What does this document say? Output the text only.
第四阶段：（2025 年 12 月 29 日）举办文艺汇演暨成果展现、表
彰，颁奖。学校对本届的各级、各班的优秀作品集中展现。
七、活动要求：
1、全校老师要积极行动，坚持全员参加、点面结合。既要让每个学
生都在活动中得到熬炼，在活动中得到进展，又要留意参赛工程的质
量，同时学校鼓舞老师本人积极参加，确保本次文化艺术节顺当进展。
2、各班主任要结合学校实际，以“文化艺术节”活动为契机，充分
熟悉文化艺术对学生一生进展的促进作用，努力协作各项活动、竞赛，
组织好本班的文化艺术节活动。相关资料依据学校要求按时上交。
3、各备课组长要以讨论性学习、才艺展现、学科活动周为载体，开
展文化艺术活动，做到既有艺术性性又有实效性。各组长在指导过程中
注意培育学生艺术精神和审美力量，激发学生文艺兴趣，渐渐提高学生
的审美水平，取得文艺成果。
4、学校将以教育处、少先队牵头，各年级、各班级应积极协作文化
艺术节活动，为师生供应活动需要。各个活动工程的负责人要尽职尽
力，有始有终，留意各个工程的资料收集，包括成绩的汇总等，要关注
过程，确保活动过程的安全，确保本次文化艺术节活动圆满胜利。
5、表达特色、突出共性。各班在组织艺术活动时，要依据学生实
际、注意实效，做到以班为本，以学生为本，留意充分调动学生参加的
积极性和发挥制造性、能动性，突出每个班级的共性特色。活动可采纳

__Exercise objective__:
Repeat the data precisely, line by line.

__Solution below__:
What does this document say? Output the text only.
第四阶段：（2025 年 12 月 29 日）举办文艺汇演暨成果展现、表
彰，颁奖。学校对本届的各级、各班的优秀作品集中展现。
七、活动要求：
1、全校老师要积极行动，坚持全员参加、点面结合。既要让每个学
生都在活动中得到熬炼，在活动中得到进展，又要留意参赛工程的质
量，同时学校鼓舞老师本人积极参加，确保本次文化艺术节顺当进展。
2、各班主任要结合学校实际，以“文化艺术节”活动为契机，充分
熟悉文化艺术对学生一生进展的促进作用，努力协作各项活动、竞赛，
组织好本班的文化艺术节活动。相关资料依据学校要求按时上交。
3、各备课组长要以讨论性学习、才艺展现、学科活动周为载体，开
展文化艺术活动，做到既有艺术性性又有实效性。各组长在指导过程中
注意培育学生艺术精神和审美力量，激发学生文艺兴趣，渐渐提高学生
的审美水平，取得文艺成果。
4、学校将以教育处、少先队牵头，各年级、各班级应积极协作文化
艺术节活动，为师生供应活动需要。各个活动工程的负责人要尽职尽
力，有始有终，留意各个工程的资料收集，包括成绩的汇总等，要关注
过程，确保活动过程的安全，确保本次文化艺术节活动圆满胜利。
5、表达特色、突出共性。各班在组织艺术活动时，要依据学生实
际、注意实效，做到以班为本，以学生为本，留意充分调动学生参加的
积极性和发挥制造性、能动性，突出每个班级的共性特色。活动可采纳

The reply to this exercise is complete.